(begin)

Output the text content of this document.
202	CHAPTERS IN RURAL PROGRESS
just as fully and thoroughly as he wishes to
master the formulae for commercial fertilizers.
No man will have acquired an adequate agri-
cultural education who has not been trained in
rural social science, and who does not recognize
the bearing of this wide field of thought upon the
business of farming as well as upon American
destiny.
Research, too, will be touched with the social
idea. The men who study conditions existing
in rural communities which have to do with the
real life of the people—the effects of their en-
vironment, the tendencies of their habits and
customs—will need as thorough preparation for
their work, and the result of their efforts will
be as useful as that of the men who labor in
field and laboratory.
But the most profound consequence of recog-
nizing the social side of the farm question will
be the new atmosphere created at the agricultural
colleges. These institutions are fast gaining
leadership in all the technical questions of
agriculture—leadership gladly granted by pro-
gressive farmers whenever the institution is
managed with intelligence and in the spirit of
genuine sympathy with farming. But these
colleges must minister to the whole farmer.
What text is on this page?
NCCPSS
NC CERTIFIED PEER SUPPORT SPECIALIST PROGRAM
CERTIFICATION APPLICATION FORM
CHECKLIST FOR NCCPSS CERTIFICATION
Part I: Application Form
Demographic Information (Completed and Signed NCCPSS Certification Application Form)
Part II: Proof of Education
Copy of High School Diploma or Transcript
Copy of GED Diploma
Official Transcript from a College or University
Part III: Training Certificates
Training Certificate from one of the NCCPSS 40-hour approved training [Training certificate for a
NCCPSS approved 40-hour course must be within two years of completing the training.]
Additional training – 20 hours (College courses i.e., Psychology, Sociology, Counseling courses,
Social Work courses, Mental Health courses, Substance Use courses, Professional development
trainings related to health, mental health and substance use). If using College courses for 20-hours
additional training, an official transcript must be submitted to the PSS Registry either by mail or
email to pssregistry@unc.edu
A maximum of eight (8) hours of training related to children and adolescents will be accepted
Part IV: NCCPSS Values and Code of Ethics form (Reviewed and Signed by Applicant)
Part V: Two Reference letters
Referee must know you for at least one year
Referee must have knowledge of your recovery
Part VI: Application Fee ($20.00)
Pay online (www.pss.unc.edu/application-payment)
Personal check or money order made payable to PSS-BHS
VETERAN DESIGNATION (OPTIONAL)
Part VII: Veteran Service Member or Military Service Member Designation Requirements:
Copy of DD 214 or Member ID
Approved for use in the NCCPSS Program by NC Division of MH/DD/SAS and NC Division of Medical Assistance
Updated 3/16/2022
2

(end)

# Problem description
Every entry should be printed again exactly as written.

# Solution to the exercise
Output the text content of this document.
202	CHAPTERS IN RURAL PROGRESS
just as fully and thoroughly as he wishes to
master the formulae for commercial fertilizers.
No man will have acquired an adequate agri-
cultural education who has not been trained in
rural social science, and who does not recognize
the bearing of this wide field of thought upon the
business of farming as well as upon American
destiny.
Research, too, will be touched with the social
idea. The men who study conditions existing
in rural communities which have to do with the
real life of the people—the effects of their en-
vironment, the tendencies of their habits and
customs—will need as thorough preparation for
their work, and the result of their efforts will
be as useful as that of the men who labor in
field and laboratory.
But the most profound consequence of recog-
nizing the social side of the farm question will
be the new atmosphere created at the agricultural
colleges. These institutions are fast gaining
leadership in all the technical questions of
agriculture—leadership gladly granted by pro-
gressive farmers whenever the institution is
managed with intelligence and in the spirit of
genuine sympathy with farming. But these
colleges must minister to the whole farmer.
What text is on this page?
NCCPSS
NC CERTIFIED PEER SUPPORT SPECIALIST PROGRAM
CERTIFICATION APPLICATION FORM
CHECKLIST FOR NCCPSS CERTIFICATION
Part I: Application Form
Demographic Information (Completed and Signed NCCPSS Certification Application Form)
Part II: Proof of Education
Copy of High School Diploma or Transcript
Copy of GED Diploma
Official Transcript from a College or University
Part III: Training Certificates
Training Certificate from one of the NCCPSS 40-hour approved training [Training certificate for a
NCCPSS approved 40-hour course must be within two years of completing the training.]
Additional training – 20 hours (College courses i.e., Psychology, Sociology, Counseling courses,
Social Work courses, Mental Health courses, Substance Use courses, Professional development
trainings related to health, mental health and substance use). If using College courses for 20-hours
additional training, an official transcript must be submitted to the PSS Registry either by mail or
email to pssregistry@unc.edu
A maximum of eight (8) hours of training related to children and adolescents will be accepted
Part IV: NCCPSS Values and Code of Ethics form (Reviewed and Signed by Applicant)
Part V: Two Reference letters
Referee must know you for at least one year
Referee must have knowledge of your recovery
Part VI: Application Fee ($20.00)
Pay online (www.pss.unc.edu/application-payment)
Personal check or money order made payable to PSS-BHS
VETERAN DESIGNATION (OPTIONAL)
Part VII: Veteran Service Member or Military Service Member Designation Requirements:
Copy of DD 214 or Member ID
Approved for use in the NCCPSS Program by NC Division of MH/DD/SAS and NC Division of Medical Assistance
Updated 3/16/2022
2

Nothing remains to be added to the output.